[Data entries for graphics]
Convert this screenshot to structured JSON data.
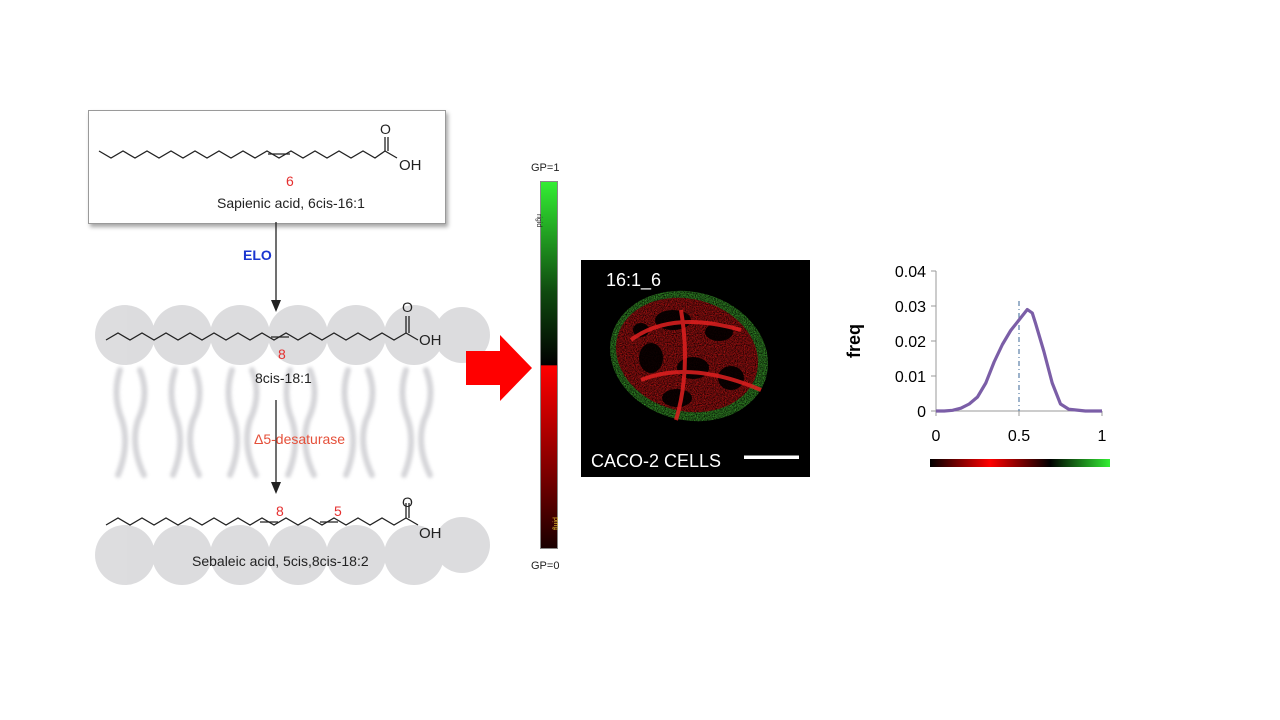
{
  "pathway": {
    "top_molecule": {
      "position": "6",
      "name": "Sapienic acid, 6cis-16:1",
      "acid_o": "O",
      "acid_oh": "OH"
    },
    "enzyme_1": "ELO",
    "middle_molecule": {
      "position": "8",
      "name": "8cis-18:1",
      "acid_o": "O",
      "acid_oh": "OH"
    },
    "enzyme_2": "Δ5-desaturase",
    "bottom_molecule": {
      "position_a": "8",
      "position_b": "5",
      "name": "Sebaleic acid, 5cis,8cis-18:2",
      "acid_o": "O",
      "acid_oh": "OH"
    }
  },
  "gp_scale": {
    "top_label": "GP=1",
    "bottom_label": "GP=0",
    "rigid_label": "rigid",
    "fluid_label": "fluid",
    "colors": {
      "rigid": "#33ee33",
      "mid": "#000000",
      "fluid": "#ff0000"
    }
  },
  "arrow_color": "#ff0000",
  "microscopy": {
    "sample_label": "16:1_6",
    "cell_label": "CACO-2 CELLS"
  },
  "chart_data": {
    "type": "line",
    "ylabel": "freq",
    "xlabel": "",
    "xlim": [
      0,
      1
    ],
    "ylim": [
      0,
      0.04
    ],
    "x_ticks": [
      "0",
      "0.5",
      "1"
    ],
    "y_ticks": [
      "0.04",
      "0.03",
      "0.02",
      "0.01",
      "0"
    ],
    "reference_line_x": 0.5,
    "line_color": "#7b5ea7",
    "series": [
      {
        "x": [
          0,
          0.05,
          0.1,
          0.15,
          0.2,
          0.25,
          0.3,
          0.35,
          0.4,
          0.45,
          0.5,
          0.55,
          0.58,
          0.6,
          0.65,
          0.7,
          0.75,
          0.8,
          0.9,
          1.0
        ],
        "y": [
          0,
          0,
          0.0002,
          0.0008,
          0.002,
          0.004,
          0.008,
          0.014,
          0.019,
          0.023,
          0.026,
          0.029,
          0.028,
          0.025,
          0.017,
          0.008,
          0.002,
          0.0005,
          0,
          0
        ]
      }
    ],
    "colorbar": [
      "#000000",
      "#ff0000",
      "#000000",
      "#33ee33"
    ]
  }
}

-- What is being asked --
Every entry, word for word, should be given again; the pictures are not part of the copy.

-- Finished exercise --
Convert this screenshot to structured JSON data.
{
  "pathway": {
    "top_molecule": {
      "position": "6",
      "name": "Sapienic acid, 6cis-16:1",
      "acid_o": "O",
      "acid_oh": "OH"
    },
    "enzyme_1": "ELO",
    "middle_molecule": {
      "position": "8",
      "name": "8cis-18:1",
      "acid_o": "O",
      "acid_oh": "OH"
    },
    "enzyme_2": "Δ5-desaturase",
    "bottom_molecule": {
      "position_a": "8",
      "position_b": "5",
      "name": "Sebaleic acid, 5cis,8cis-18:2",
      "acid_o": "O",
      "acid_oh": "OH"
    }
  },
  "gp_scale": {
    "top_label": "GP=1",
    "bottom_label": "GP=0",
    "rigid_label": "rigid",
    "fluid_label": "fluid",
    "colors": {
      "rigid": "#33ee33",
      "mid": "#000000",
      "fluid": "#ff0000"
    }
  },
  "arrow_color": "#ff0000",
  "microscopy": {
    "sample_label": "16:1_6",
    "cell_label": "CACO-2 CELLS"
  },
  "chart_data": {
    "type": "line",
    "ylabel": "freq",
    "xlabel": "",
    "xlim": [
      0,
      1
    ],
    "ylim": [
      0,
      0.04
    ],
    "x_ticks": [
      "0",
      "0.5",
      "1"
    ],
    "y_ticks": [
      "0.04",
      "0.03",
      "0.02",
      "0.01",
      "0"
    ],
    "reference_line_x": 0.5,
    "line_color": "#7b5ea7",
    "series": [
      {
        "x": [
          0,
          0.05,
          0.1,
          0.15,
          0.2,
          0.25,
          0.3,
          0.35,
          0.4,
          0.45,
          0.5,
          0.55,
          0.58,
          0.6,
          0.65,
          0.7,
          0.75,
          0.8,
          0.9,
          1.0
        ],
        "y": [
          0,
          0,
          0.0002,
          0.0008,
          0.002,
          0.004,
          0.008,
          0.014,
          0.019,
          0.023,
          0.026,
          0.029,
          0.028,
          0.025,
          0.017,
          0.008,
          0.002,
          0.0005,
          0,
          0
        ]
      }
    ],
    "colorbar": [
      "#000000",
      "#ff0000",
      "#000000",
      "#33ee33"
    ]
  }
}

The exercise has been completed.